>> Begin Listing
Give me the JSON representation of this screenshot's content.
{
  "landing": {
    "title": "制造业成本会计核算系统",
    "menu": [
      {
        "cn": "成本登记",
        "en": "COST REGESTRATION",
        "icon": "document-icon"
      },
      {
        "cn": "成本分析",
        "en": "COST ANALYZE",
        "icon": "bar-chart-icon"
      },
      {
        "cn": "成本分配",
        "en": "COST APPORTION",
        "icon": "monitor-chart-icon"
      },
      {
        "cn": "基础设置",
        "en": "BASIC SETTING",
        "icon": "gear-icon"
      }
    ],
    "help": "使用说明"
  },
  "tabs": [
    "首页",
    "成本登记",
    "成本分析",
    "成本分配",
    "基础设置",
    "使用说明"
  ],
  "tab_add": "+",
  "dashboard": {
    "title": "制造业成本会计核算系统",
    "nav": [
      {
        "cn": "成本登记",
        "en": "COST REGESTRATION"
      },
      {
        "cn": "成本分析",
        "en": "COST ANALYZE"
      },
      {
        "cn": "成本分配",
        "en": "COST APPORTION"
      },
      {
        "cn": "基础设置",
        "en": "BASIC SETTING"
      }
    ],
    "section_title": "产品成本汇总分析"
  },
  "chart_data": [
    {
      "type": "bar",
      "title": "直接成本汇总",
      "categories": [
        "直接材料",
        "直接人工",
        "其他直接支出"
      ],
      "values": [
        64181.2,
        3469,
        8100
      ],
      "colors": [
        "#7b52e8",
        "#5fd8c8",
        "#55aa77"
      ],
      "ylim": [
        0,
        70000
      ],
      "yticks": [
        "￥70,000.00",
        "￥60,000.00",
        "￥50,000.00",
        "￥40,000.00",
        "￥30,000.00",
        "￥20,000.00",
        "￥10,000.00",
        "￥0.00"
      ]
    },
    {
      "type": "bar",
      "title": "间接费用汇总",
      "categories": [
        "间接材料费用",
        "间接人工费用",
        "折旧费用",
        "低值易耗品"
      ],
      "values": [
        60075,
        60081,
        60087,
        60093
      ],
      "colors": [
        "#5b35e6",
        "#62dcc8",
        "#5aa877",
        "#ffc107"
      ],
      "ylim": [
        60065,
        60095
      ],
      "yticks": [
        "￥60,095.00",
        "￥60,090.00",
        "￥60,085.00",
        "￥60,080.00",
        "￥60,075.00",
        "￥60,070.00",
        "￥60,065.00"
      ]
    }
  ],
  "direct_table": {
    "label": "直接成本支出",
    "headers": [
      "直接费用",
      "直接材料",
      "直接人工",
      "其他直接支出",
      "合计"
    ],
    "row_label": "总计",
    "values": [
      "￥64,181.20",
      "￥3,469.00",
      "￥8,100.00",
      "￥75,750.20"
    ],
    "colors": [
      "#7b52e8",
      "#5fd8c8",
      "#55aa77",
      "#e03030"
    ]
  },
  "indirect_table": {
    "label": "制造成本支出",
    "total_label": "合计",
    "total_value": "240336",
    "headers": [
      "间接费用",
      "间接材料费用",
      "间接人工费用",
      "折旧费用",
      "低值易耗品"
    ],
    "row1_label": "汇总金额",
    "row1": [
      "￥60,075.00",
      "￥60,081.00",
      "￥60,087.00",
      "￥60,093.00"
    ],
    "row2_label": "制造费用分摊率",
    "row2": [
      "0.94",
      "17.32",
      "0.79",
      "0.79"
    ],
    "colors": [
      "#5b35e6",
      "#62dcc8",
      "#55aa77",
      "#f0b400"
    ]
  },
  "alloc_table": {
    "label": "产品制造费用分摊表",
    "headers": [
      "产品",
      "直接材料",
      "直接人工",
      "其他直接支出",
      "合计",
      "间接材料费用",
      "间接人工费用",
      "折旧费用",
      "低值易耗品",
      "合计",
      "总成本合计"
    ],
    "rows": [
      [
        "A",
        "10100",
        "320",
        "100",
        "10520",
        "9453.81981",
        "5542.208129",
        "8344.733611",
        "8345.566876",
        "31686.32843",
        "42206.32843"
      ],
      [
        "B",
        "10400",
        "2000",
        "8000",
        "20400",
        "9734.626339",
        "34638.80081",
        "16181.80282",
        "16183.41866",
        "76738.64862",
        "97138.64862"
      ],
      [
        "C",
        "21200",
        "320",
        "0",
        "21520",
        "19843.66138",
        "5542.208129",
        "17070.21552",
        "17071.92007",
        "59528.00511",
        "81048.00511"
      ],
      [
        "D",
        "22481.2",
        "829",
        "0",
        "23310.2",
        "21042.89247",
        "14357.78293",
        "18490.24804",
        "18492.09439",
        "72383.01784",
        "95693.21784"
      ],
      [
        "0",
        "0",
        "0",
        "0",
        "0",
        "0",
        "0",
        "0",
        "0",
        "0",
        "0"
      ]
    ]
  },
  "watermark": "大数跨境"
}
>> End Listing
Stated problem ▸
Transcribe the full listing above without leaving anything out.

Exercise response ▸
Give me the JSON representation of this screenshot's content.
{
  "landing": {
    "title": "制造业成本会计核算系统",
    "menu": [
      {
        "cn": "成本登记",
        "en": "COST REGESTRATION",
        "icon": "document-icon"
      },
      {
        "cn": "成本分析",
        "en": "COST ANALYZE",
        "icon": "bar-chart-icon"
      },
      {
        "cn": "成本分配",
        "en": "COST APPORTION",
        "icon": "monitor-chart-icon"
      },
      {
        "cn": "基础设置",
        "en": "BASIC SETTING",
        "icon": "gear-icon"
      }
    ],
    "help": "使用说明"
  },
  "tabs": [
    "首页",
    "成本登记",
    "成本分析",
    "成本分配",
    "基础设置",
    "使用说明"
  ],
  "tab_add": "+",
  "dashboard": {
    "title": "制造业成本会计核算系统",
    "nav": [
      {
        "cn": "成本登记",
        "en": "COST REGESTRATION"
      },
      {
        "cn": "成本分析",
        "en": "COST ANALYZE"
      },
      {
        "cn": "成本分配",
        "en": "COST APPORTION"
      },
      {
        "cn": "基础设置",
        "en": "BASIC SETTING"
      }
    ],
    "section_title": "产品成本汇总分析"
  },
  "chart_data": [
    {
      "type": "bar",
      "title": "直接成本汇总",
      "categories": [
        "直接材料",
        "直接人工",
        "其他直接支出"
      ],
      "values": [
        64181.2,
        3469,
        8100
      ],
      "colors": [
        "#7b52e8",
        "#5fd8c8",
        "#55aa77"
      ],
      "ylim": [
        0,
        70000
      ],
      "yticks": [
        "￥70,000.00",
        "￥60,000.00",
        "￥50,000.00",
        "￥40,000.00",
        "￥30,000.00",
        "￥20,000.00",
        "￥10,000.00",
        "￥0.00"
      ]
    },
    {
      "type": "bar",
      "title": "间接费用汇总",
      "categories": [
        "间接材料费用",
        "间接人工费用",
        "折旧费用",
        "低值易耗品"
      ],
      "values": [
        60075,
        60081,
        60087,
        60093
      ],
      "colors": [
        "#5b35e6",
        "#62dcc8",
        "#5aa877",
        "#ffc107"
      ],
      "ylim": [
        60065,
        60095
      ],
      "yticks": [
        "￥60,095.00",
        "￥60,090.00",
        "￥60,085.00",
        "￥60,080.00",
        "￥60,075.00",
        "￥60,070.00",
        "￥60,065.00"
      ]
    }
  ],
  "direct_table": {
    "label": "直接成本支出",
    "headers": [
      "直接费用",
      "直接材料",
      "直接人工",
      "其他直接支出",
      "合计"
    ],
    "row_label": "总计",
    "values": [
      "￥64,181.20",
      "￥3,469.00",
      "￥8,100.00",
      "￥75,750.20"
    ],
    "colors": [
      "#7b52e8",
      "#5fd8c8",
      "#55aa77",
      "#e03030"
    ]
  },
  "indirect_table": {
    "label": "制造成本支出",
    "total_label": "合计",
    "total_value": "240336",
    "headers": [
      "间接费用",
      "间接材料费用",
      "间接人工费用",
      "折旧费用",
      "低值易耗品"
    ],
    "row1_label": "汇总金额",
    "row1": [
      "￥60,075.00",
      "￥60,081.00",
      "￥60,087.00",
      "￥60,093.00"
    ],
    "row2_label": "制造费用分摊率",
    "row2": [
      "0.94",
      "17.32",
      "0.79",
      "0.79"
    ],
    "colors": [
      "#5b35e6",
      "#62dcc8",
      "#55aa77",
      "#f0b400"
    ]
  },
  "alloc_table": {
    "label": "产品制造费用分摊表",
    "headers": [
      "产品",
      "直接材料",
      "直接人工",
      "其他直接支出",
      "合计",
      "间接材料费用",
      "间接人工费用",
      "折旧费用",
      "低值易耗品",
      "合计",
      "总成本合计"
    ],
    "rows": [
      [
        "A",
        "10100",
        "320",
        "100",
        "10520",
        "9453.81981",
        "5542.208129",
        "8344.733611",
        "8345.566876",
        "31686.32843",
        "42206.32843"
      ],
      [
        "B",
        "10400",
        "2000",
        "8000",
        "20400",
        "9734.626339",
        "34638.80081",
        "16181.80282",
        "16183.41866",
        "76738.64862",
        "97138.64862"
      ],
      [
        "C",
        "21200",
        "320",
        "0",
        "21520",
        "19843.66138",
        "5542.208129",
        "17070.21552",
        "17071.92007",
        "59528.00511",
        "81048.00511"
      ],
      [
        "D",
        "22481.2",
        "829",
        "0",
        "23310.2",
        "21042.89247",
        "14357.78293",
        "18490.24804",
        "18492.09439",
        "72383.01784",
        "95693.21784"
      ],
      [
        "0",
        "0",
        "0",
        "0",
        "0",
        "0",
        "0",
        "0",
        "0",
        "0",
        "0"
      ]
    ]
  },
  "watermark": "大数跨境"
}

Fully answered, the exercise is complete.